*** Extracted entries
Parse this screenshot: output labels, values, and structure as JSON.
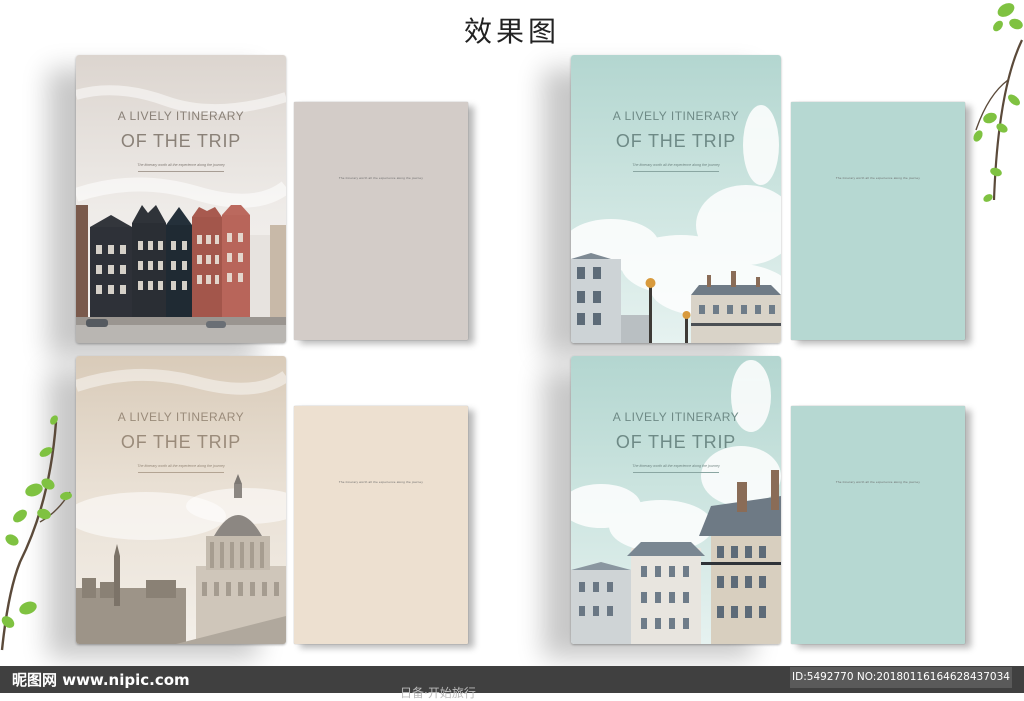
{
  "page_title": "效果图",
  "books": [
    {
      "id": "amsterdam",
      "cover_subtitle": "A LIVELY ITINERARY",
      "cover_title": "OF THE TRIP",
      "cover_tagline": "The itinerary worth all the experience along the journey",
      "back_text": "The itinerary worth all the experience along the journey",
      "colors": {
        "cover_top": "#d9d2cc",
        "cover_bottom": "#f2efec",
        "back": "#d2cbc7",
        "text": "#8a8178"
      }
    },
    {
      "id": "paris-teal-1",
      "cover_subtitle": "A LIVELY ITINERARY",
      "cover_title": "OF THE TRIP",
      "cover_tagline": "The itinerary worth all the experience along the journey",
      "back_text": "The itinerary worth all the experience along the journey",
      "colors": {
        "cover_top": "#b6d8d2",
        "cover_bottom": "#e4f1ef",
        "back": "#b6d8d2",
        "text": "#6e8a86"
      }
    },
    {
      "id": "london-beige",
      "cover_subtitle": "A LIVELY ITINERARY",
      "cover_title": "OF THE TRIP",
      "cover_tagline": "The itinerary worth all the experience along the journey",
      "back_text": "The itinerary worth all the experience along the journey",
      "colors": {
        "cover_top": "#dccfbf",
        "cover_bottom": "#f1ebe3",
        "back": "#ede0d1",
        "text": "#9a8b7a"
      }
    },
    {
      "id": "paris-teal-2",
      "cover_subtitle": "A LIVELY ITINERARY",
      "cover_title": "OF THE TRIP",
      "cover_tagline": "The itinerary worth all the experience along the journey",
      "back_text": "The itinerary worth all the experience along the journey",
      "colors": {
        "cover_top": "#b6d8d2",
        "cover_bottom": "#e4f1ef",
        "back": "#b6d8d2",
        "text": "#6e8a86"
      }
    }
  ],
  "footer": {
    "site": "昵图网 www.nipic.com",
    "id_text": "ID:5492770 NO:20180116164628437034",
    "sub_text": "日备·开始旅行",
    "bar_color": "#404040"
  },
  "decor": {
    "branch_leaf_color": "#7fc241",
    "branch_stem_color": "#5b4a3a"
  }
}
******
Repeat the records above exactly, omitting every picture.

- Output for this exercise -
Parse this screenshot: output labels, values, and structure as JSON.
{
  "page_title": "效果图",
  "books": [
    {
      "id": "amsterdam",
      "cover_subtitle": "A LIVELY ITINERARY",
      "cover_title": "OF THE TRIP",
      "cover_tagline": "The itinerary worth all the experience along the journey",
      "back_text": "The itinerary worth all the experience along the journey",
      "colors": {
        "cover_top": "#d9d2cc",
        "cover_bottom": "#f2efec",
        "back": "#d2cbc7",
        "text": "#8a8178"
      }
    },
    {
      "id": "paris-teal-1",
      "cover_subtitle": "A LIVELY ITINERARY",
      "cover_title": "OF THE TRIP",
      "cover_tagline": "The itinerary worth all the experience along the journey",
      "back_text": "The itinerary worth all the experience along the journey",
      "colors": {
        "cover_top": "#b6d8d2",
        "cover_bottom": "#e4f1ef",
        "back": "#b6d8d2",
        "text": "#6e8a86"
      }
    },
    {
      "id": "london-beige",
      "cover_subtitle": "A LIVELY ITINERARY",
      "cover_title": "OF THE TRIP",
      "cover_tagline": "The itinerary worth all the experience along the journey",
      "back_text": "The itinerary worth all the experience along the journey",
      "colors": {
        "cover_top": "#dccfbf",
        "cover_bottom": "#f1ebe3",
        "back": "#ede0d1",
        "text": "#9a8b7a"
      }
    },
    {
      "id": "paris-teal-2",
      "cover_subtitle": "A LIVELY ITINERARY",
      "cover_title": "OF THE TRIP",
      "cover_tagline": "The itinerary worth all the experience along the journey",
      "back_text": "The itinerary worth all the experience along the journey",
      "colors": {
        "cover_top": "#b6d8d2",
        "cover_bottom": "#e4f1ef",
        "back": "#b6d8d2",
        "text": "#6e8a86"
      }
    }
  ],
  "footer": {
    "site": "昵图网 www.nipic.com",
    "id_text": "ID:5492770 NO:20180116164628437034",
    "sub_text": "日备·开始旅行",
    "bar_color": "#404040"
  },
  "decor": {
    "branch_leaf_color": "#7fc241",
    "branch_stem_color": "#5b4a3a"
  }
}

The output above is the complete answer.